# Task description
Only the number is needed: how many lines of the records include "продавцов"?

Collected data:
##############################

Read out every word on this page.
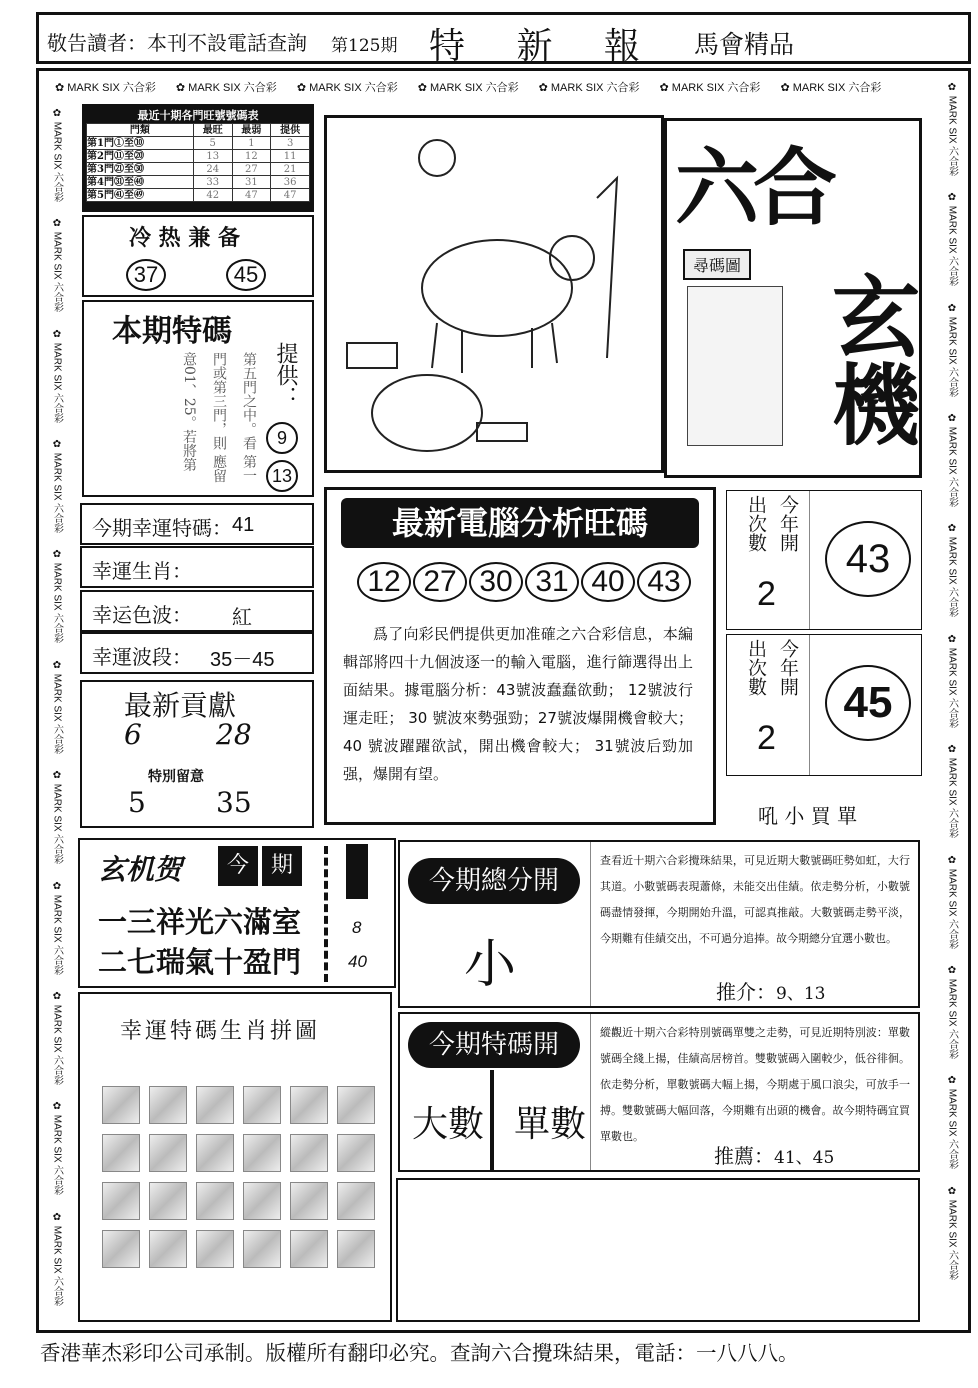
敬告讀者：本刊不設電話查詢 第125期 特 新 報 馬會精品
✿ MARK SIX 六合彩 ✿ MARK SIX 六合彩 ✿ MARK SIX 六合彩 ✿ MARK SIX 六合彩 ✿ MARK SIX 六合彩 ✿ MARK SIX 六合彩 ✿ MARK SIX 六合彩
✿ MARK SIX 六合彩
✿ MARK SIX 六合彩
✿ MARK SIX 六合彩
✿ MARK SIX 六合彩
✿ MARK SIX 六合彩
✿ MARK SIX 六合彩
✿ MARK SIX 六合彩
✿ MARK SIX 六合彩
✿ MARK SIX 六合彩
✿ MARK SIX 六合彩
✿ MARK SIX 六合彩
✿ MARK SIX 六合彩
✿ MARK SIX 六合彩
✿ MARK SIX 六合彩
✿ MARK SIX 六合彩
✿ MARK SIX 六合彩
✿ MARK SIX 六合彩
✿ MARK SIX 六合彩
✿ MARK SIX 六合彩
✿ MARK SIX 六合彩
✿ MARK SIX 六合彩
✿ MARK SIX 六合彩
最近十期各門旺號號碼表
門類	最旺	最弱	提供
第1門①至⑩	5	1	3
第2門⑪至⑳	13	12	11
第3門㉑至㉚	24	27	21
第4門㉛至㊵	33	31	36
第5門㊶至㊾	42	47	47
冷 热 兼 备
37	45
本期特碼
第五門之中。看 第一門或第三門，則 應留意01、25。若將第	提供：
9
13
今期幸運特碼： 41
幸運生肖：
幸运色波： 紅
幸運波段： 35－45
最新貢獻
6	28
特別留意
5	35
六合
尋碼圖
玄機
最新電腦分析旺碼
12 27 30 31 40 43
爲了向彩民們提供更加准確之六合彩信息，本編輯部將四十九個波逐一的輸入電腦，進行篩選得出上面結果。據電腦分析：43號波蠢蠢欲動； 12號波行運走旺； 30 號波來勢强勁；27號波爆開機會較大； 40 號波躍躍欲試，開出機會較大； 31號波后勁加强，爆開有望。
今年開
出次數
2
43
今年開
出次數
2
45
吼 小 買 單
玄机贺	今 期
一三祥光六滿室
二七瑞氣十盈門
8
40
今期總分開
小
查看近十期六合彩攪珠結果，可見近期大數號碼旺勢如虹，大行其道。小數號碼表現蕭條，未能交出佳績。依走勢分析，小數號碼盡情發揮，今期開始升溫，可認真推敲。大數號碼走勢平淡，今期難有佳績交出，不可過分追捧。故今期總分宜選小數也。
推介：9、13
今期特碼開
大數 單數
縱觀近十期六合彩特別號碼單雙之走勢，可見近期特別波：單數號碼全綫上揚，佳績高居榜首。雙數號碼入圍較少，低谷徘徊。依走勢分析，單數號碼大幅上揚，今期處于風口浪尖，可放手一搏。雙數號碼大幅回落，今期難有出頭的機會。故今期特碼宜買單數也。
推薦：41、45
幸運特碼生肖拼圖
香港華杰彩印公司承制。版權所有翻印必究。查詢六合攪珠結果，電話：一八八八。
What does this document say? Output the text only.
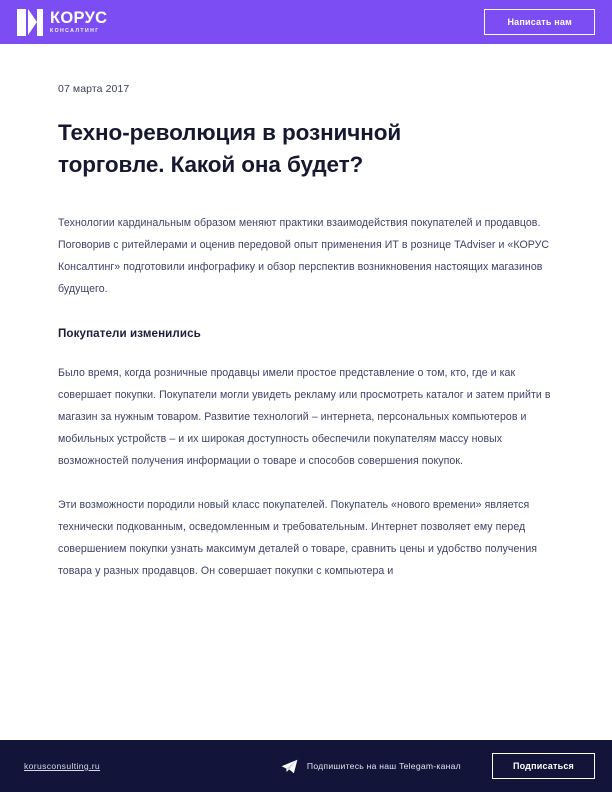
КОРУС
КОНСАЛТИНГ
Написать нам
07 марта 2017
Техно-революция в розничной торговле. Какой она будет?

Технологии кардинальным образом меняют практики взаимодействия покупателей и продавцов. Поговорив с ритейлерами и оценив передовой опыт применения ИТ в рознице TAdviser и «КОРУС Консалтинг» подготовили инфографику и обзор перспектив возникновения настоящих магазинов будущего.

Покупатели изменились

Было время, когда розничные продавцы имели простое представление о том, кто, где и как совершает покупки. Покупатели могли увидеть рекламу или просмотреть каталог и затем прийти в магазин за нужным товаром. Развитие технологий – интернета, персональных компьютеров и мобильных устройств – и их широкая доступность обеспечили покупателям массу новых возможностей получения информации о товаре и способов совершения покупок.

Эти возможности породили новый класс покупателей. Покупатель «нового времени» является технически подкованным, осведомленным и требовательным. Интернет позволяет ему перед совершением покупки узнать максимум деталей о товаре, сравнить цены и удобство получения товара у разных продавцов. Он совершает покупки с компьютера и

korusconsulting.ru	Подпишитесь на наш Telegam-канал	Подписаться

##############################

# Task response
2